Rewrite the records from the line with "ingredient-amount: 100 mg" to the line with "ingredient-name: Pomegranate Fruit", both ends included, as a numbered list with any blank lines omitted.

*DATASET:*
○ ○ ○ ○ ○

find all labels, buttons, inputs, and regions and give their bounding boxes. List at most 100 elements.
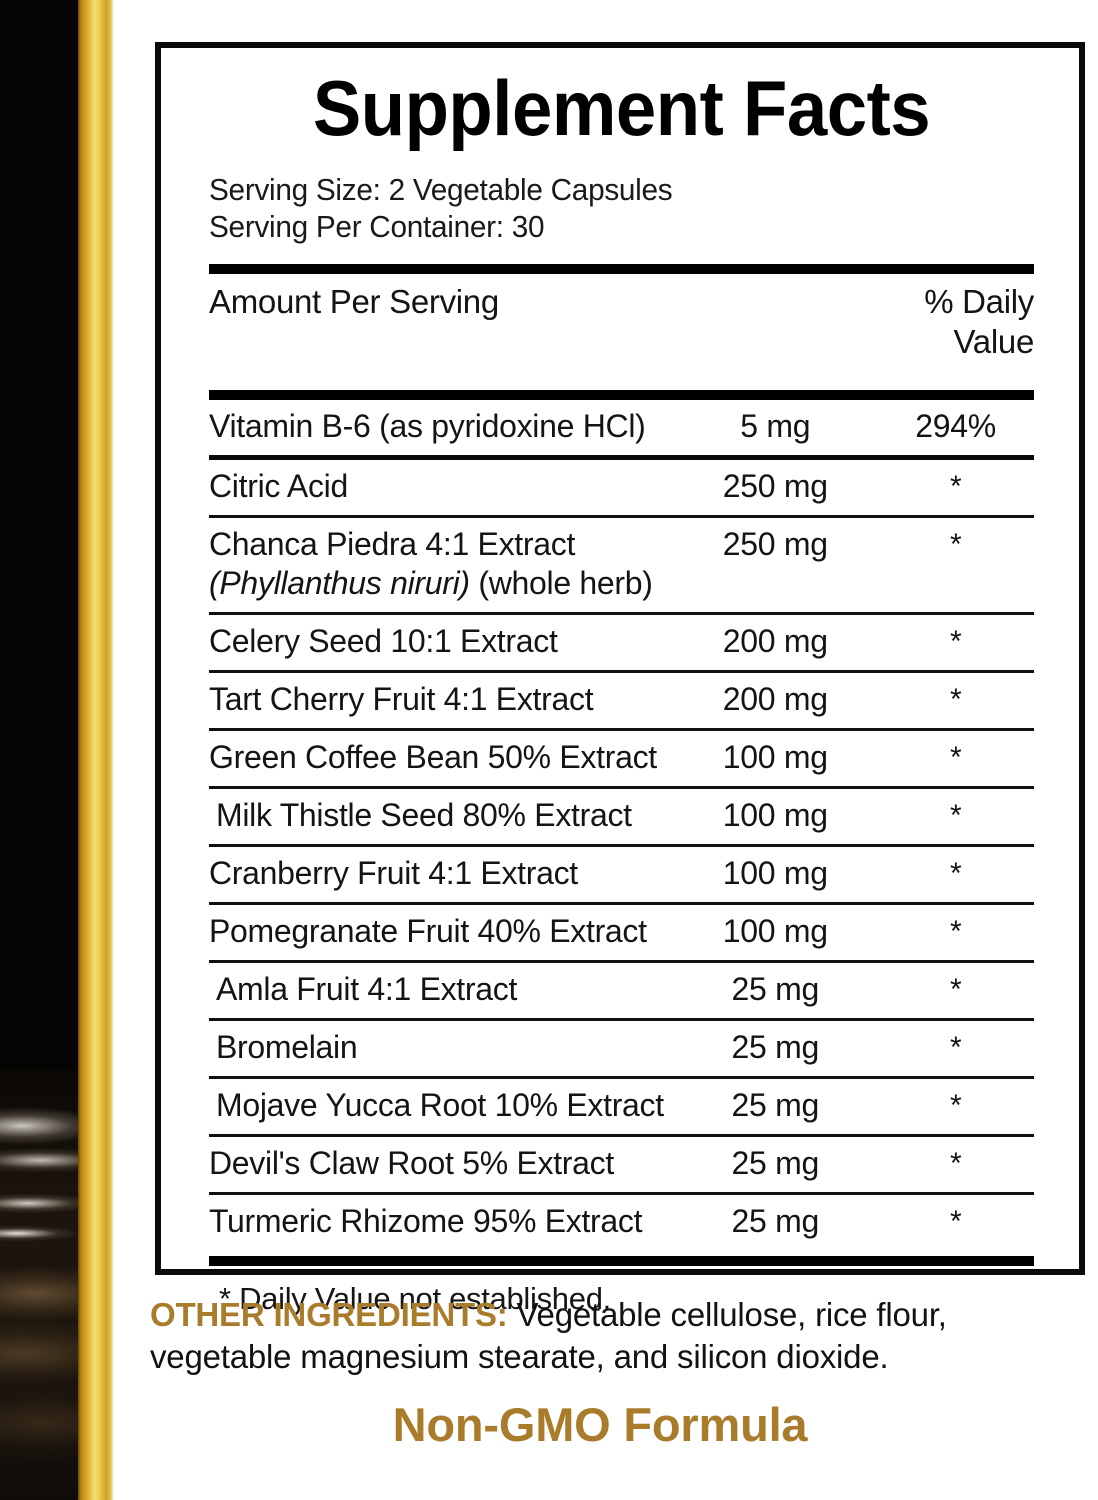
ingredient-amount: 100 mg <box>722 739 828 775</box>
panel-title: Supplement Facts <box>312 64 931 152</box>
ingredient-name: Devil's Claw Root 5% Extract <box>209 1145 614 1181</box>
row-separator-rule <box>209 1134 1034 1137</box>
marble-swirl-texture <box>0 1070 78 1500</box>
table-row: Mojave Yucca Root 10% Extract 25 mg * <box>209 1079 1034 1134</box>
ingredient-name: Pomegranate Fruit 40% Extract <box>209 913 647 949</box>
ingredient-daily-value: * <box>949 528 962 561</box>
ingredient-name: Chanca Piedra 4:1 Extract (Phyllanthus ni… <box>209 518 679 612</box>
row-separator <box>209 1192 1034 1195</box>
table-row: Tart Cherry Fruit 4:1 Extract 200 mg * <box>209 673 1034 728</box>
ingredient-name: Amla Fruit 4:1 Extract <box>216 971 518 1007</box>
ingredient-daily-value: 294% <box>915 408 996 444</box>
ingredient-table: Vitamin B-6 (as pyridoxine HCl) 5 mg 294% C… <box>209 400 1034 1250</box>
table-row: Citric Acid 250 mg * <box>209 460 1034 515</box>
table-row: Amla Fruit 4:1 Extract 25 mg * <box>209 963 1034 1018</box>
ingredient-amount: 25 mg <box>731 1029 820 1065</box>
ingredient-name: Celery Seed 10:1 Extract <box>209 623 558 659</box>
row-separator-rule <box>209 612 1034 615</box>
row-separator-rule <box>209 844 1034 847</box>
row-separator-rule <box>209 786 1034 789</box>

○ ○ ○ ○ ○

*TASK RESPONSE:*
1. ingredient-amount: 100 mg <box>722 739 828 775</box>
2. panel-title: Supplement Facts <box>312 64 931 152</box>
3. ingredient-name: Devil's Claw Root 5% Extract <box>209 1145 614 1181</box>
4. row-separator-rule <box>209 1134 1034 1137</box>
5. marble-swirl-texture <box>0 1070 78 1500</box>
6. table-row: Mojave Yucca Root 10% Extract 25 mg * <box>209 1079 1034 1134</box>
7. ingredient-name: Pomegranate Fruit 40% Extract <box>209 913 647 949</box>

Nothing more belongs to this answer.